** What the exercise asks **
Copy every line that mentions the word "then".
┄┄┄┄┄┄┄┄┄┄
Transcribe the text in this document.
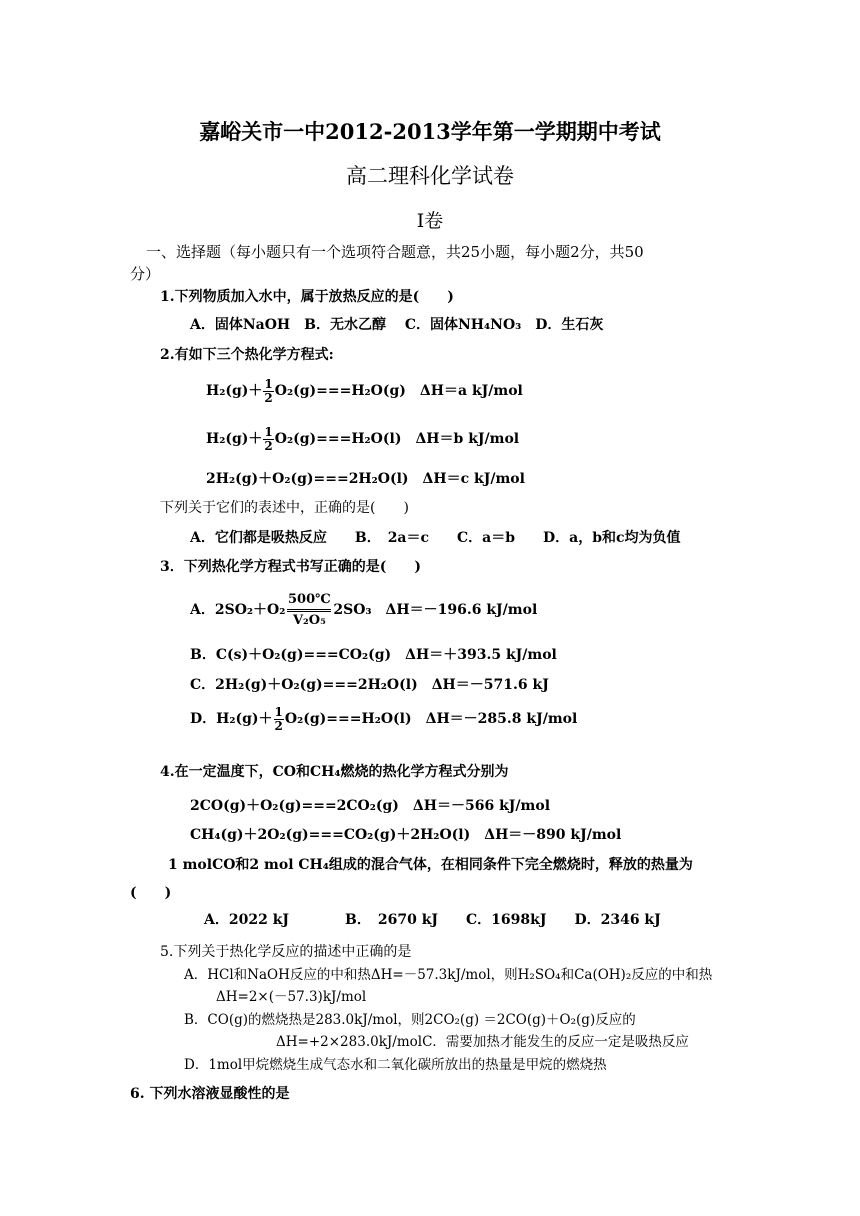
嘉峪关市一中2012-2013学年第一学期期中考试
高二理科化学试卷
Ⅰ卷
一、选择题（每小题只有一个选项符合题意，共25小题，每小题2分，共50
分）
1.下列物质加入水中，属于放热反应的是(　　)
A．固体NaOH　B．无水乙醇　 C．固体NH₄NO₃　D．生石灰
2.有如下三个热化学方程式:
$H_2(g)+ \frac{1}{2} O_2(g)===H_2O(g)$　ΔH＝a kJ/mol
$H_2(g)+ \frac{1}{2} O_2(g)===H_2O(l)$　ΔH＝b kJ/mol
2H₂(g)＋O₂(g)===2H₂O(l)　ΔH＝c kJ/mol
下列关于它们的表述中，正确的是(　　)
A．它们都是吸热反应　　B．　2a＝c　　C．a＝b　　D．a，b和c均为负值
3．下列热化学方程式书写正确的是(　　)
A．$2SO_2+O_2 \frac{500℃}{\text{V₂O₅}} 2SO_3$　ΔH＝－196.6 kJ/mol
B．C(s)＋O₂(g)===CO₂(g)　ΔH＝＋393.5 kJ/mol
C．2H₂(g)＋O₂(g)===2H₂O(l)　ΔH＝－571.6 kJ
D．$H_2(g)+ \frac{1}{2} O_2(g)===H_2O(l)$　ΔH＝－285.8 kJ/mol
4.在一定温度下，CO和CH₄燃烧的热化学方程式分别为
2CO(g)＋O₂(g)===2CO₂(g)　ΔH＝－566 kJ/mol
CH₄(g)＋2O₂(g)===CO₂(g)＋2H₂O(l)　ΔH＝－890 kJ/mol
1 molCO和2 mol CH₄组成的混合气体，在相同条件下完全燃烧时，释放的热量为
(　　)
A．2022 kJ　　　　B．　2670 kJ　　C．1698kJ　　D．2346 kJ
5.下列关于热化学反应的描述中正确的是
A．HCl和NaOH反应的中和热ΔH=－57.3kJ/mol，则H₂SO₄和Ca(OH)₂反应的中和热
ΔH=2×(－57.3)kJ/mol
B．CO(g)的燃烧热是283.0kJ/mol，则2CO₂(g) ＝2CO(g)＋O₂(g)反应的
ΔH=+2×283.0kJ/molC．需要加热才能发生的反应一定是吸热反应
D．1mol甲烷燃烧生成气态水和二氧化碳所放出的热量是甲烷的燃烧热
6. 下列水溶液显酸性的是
┄┄┄┄┄┄┄┄┄┄
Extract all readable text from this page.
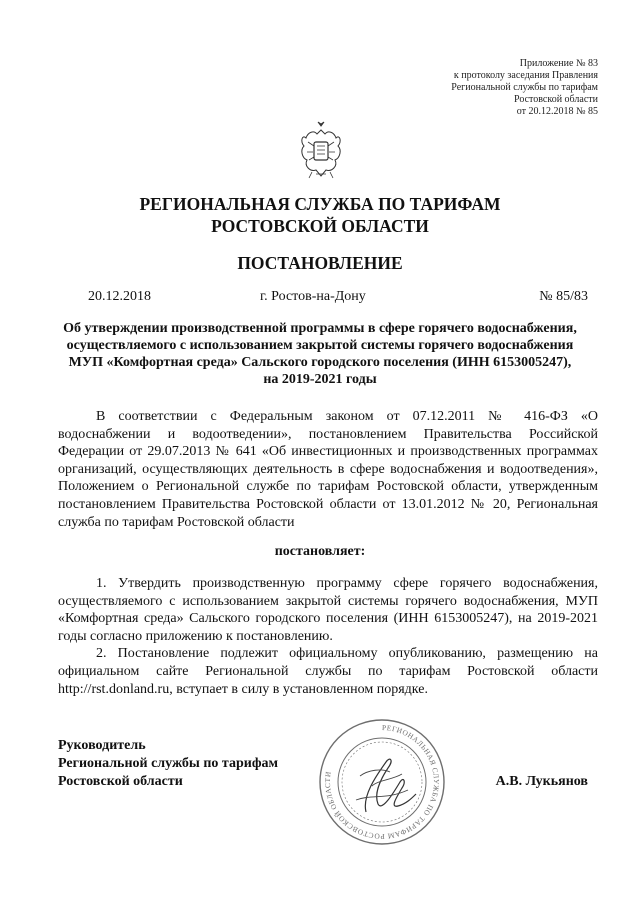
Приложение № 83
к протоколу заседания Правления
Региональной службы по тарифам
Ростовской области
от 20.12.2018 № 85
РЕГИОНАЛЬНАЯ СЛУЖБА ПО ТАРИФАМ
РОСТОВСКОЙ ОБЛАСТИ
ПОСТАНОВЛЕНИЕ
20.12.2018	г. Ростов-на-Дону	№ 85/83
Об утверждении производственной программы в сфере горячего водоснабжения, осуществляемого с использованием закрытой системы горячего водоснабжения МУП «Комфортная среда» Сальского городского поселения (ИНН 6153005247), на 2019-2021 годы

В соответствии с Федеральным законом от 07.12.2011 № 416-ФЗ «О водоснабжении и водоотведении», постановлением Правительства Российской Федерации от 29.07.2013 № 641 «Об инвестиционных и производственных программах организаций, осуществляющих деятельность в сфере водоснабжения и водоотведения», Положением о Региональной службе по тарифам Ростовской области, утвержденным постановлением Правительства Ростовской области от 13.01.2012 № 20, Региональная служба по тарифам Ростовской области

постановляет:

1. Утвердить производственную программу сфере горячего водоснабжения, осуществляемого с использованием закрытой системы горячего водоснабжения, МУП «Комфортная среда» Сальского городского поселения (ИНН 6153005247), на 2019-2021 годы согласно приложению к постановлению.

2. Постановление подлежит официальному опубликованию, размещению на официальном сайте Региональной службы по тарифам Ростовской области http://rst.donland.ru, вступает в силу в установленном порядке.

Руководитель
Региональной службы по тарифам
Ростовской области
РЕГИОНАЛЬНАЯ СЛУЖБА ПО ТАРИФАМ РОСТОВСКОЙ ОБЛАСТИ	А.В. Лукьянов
┄┄┄┄┄┄┄┄┄┄
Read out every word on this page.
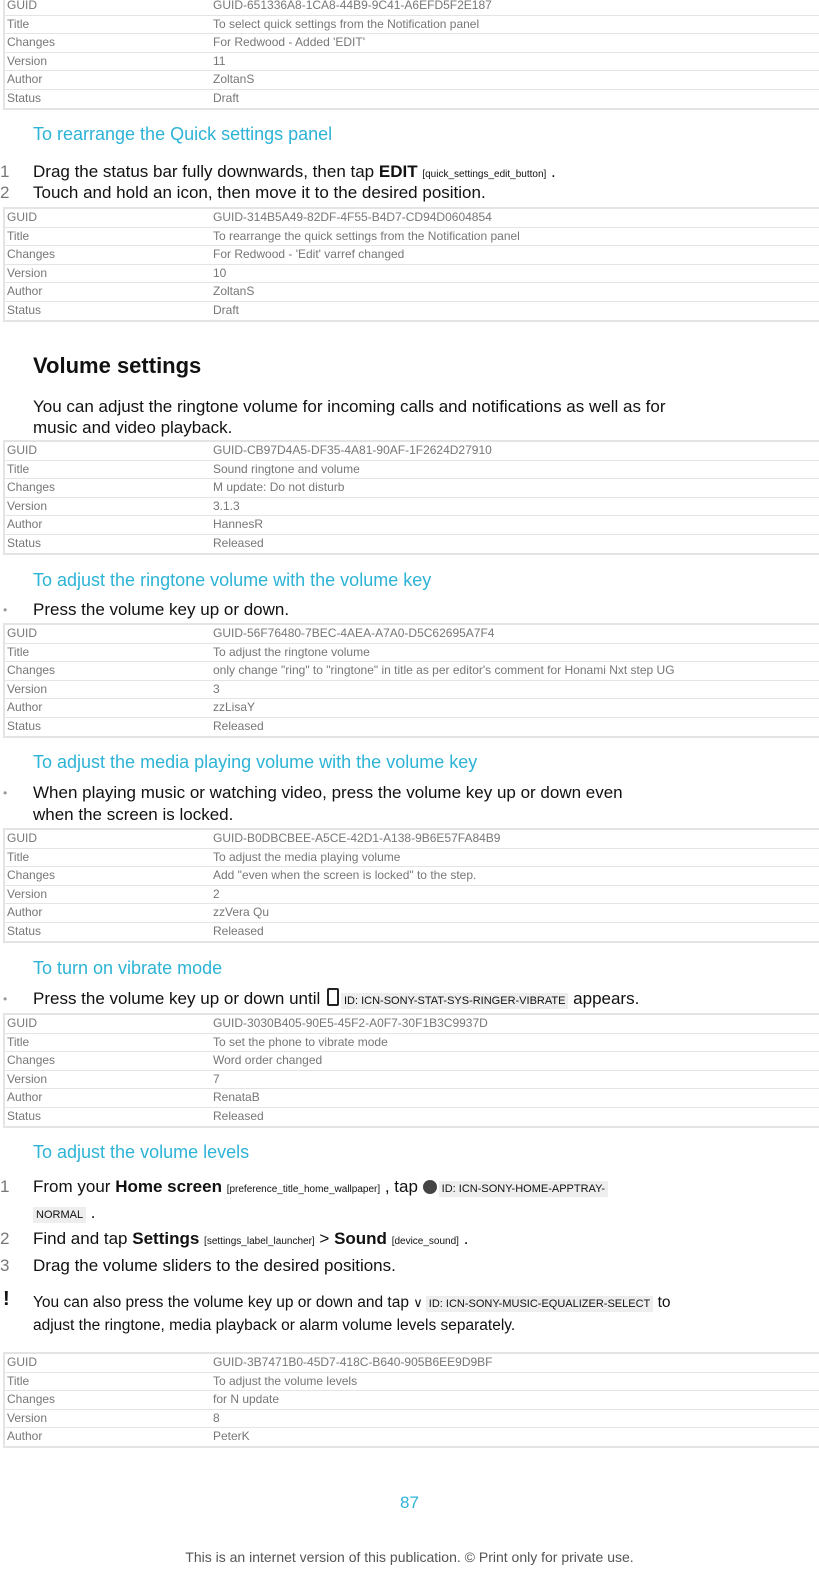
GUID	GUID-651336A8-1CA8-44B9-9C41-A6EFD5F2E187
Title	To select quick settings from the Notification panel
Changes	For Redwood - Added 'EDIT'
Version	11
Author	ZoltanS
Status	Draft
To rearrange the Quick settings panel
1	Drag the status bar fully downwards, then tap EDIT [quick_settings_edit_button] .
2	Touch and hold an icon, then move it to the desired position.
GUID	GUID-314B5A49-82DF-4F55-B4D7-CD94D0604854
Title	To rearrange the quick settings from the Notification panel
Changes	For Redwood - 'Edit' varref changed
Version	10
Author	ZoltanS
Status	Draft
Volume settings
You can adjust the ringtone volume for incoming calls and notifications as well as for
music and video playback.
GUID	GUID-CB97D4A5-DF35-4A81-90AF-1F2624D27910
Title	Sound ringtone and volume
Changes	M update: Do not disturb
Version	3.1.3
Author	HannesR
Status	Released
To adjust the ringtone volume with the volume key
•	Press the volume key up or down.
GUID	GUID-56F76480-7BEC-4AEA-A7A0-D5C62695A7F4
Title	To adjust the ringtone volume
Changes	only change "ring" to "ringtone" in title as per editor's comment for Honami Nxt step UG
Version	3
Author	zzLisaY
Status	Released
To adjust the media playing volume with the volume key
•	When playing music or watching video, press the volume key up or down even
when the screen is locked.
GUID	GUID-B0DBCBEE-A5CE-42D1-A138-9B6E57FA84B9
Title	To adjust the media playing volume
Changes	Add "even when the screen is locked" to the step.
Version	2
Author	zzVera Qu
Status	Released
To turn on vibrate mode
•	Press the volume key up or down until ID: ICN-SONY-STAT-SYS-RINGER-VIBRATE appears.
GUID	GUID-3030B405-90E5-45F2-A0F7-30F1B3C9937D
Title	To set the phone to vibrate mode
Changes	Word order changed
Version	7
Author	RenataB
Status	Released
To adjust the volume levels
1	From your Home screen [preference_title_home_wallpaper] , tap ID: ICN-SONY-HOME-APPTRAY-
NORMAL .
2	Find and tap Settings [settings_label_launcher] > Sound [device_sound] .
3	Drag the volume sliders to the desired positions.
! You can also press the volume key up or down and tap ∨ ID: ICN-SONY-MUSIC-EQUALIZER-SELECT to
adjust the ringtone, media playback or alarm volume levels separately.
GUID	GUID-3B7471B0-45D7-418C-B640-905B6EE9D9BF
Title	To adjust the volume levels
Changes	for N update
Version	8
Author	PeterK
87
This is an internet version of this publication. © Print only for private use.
┄┄┄┄┄┄┄┄┄┄
** Right answer **
1	Drag the status bar fully downwards, then tap EDIT [quick_settings_edit_button] .
2	Touch and hold an icon, then move it to the desired position.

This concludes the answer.